-- start Information provided --

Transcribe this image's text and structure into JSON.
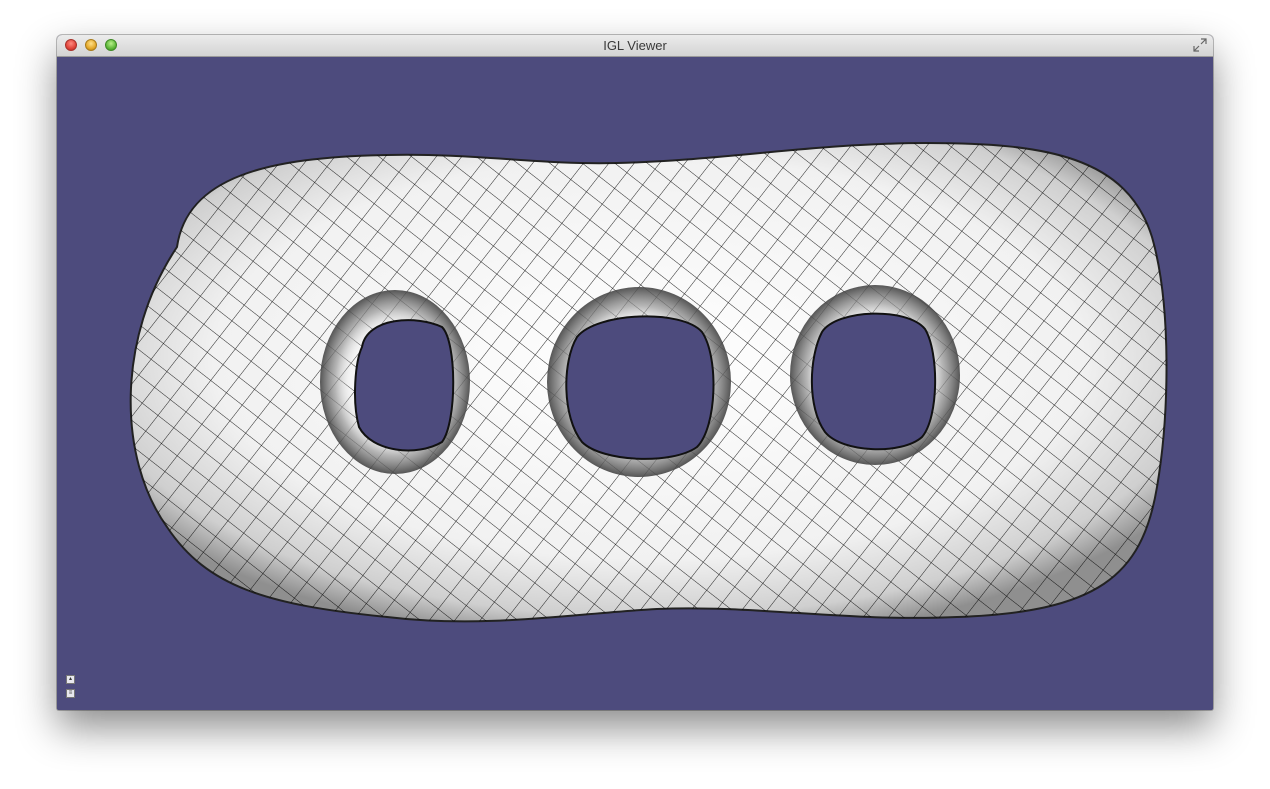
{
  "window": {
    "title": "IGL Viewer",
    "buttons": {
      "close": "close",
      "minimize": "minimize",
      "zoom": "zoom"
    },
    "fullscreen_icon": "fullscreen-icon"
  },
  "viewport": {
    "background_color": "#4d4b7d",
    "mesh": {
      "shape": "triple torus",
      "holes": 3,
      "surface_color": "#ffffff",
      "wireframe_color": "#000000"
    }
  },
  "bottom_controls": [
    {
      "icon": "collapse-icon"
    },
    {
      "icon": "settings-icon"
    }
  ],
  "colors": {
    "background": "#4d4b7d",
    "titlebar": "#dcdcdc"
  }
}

-- end Information provided --

Take the entries shown above and quote them verbatim, passing over the pictures.

Transcribe this image's text and structure into JSON.
{
  "window": {
    "title": "IGL Viewer",
    "buttons": {
      "close": "close",
      "minimize": "minimize",
      "zoom": "zoom"
    },
    "fullscreen_icon": "fullscreen-icon"
  },
  "viewport": {
    "background_color": "#4d4b7d",
    "mesh": {
      "shape": "triple torus",
      "holes": 3,
      "surface_color": "#ffffff",
      "wireframe_color": "#000000"
    }
  },
  "bottom_controls": [
    {
      "icon": "collapse-icon"
    },
    {
      "icon": "settings-icon"
    }
  ],
  "colors": {
    "background": "#4d4b7d",
    "titlebar": "#dcdcdc"
  }
}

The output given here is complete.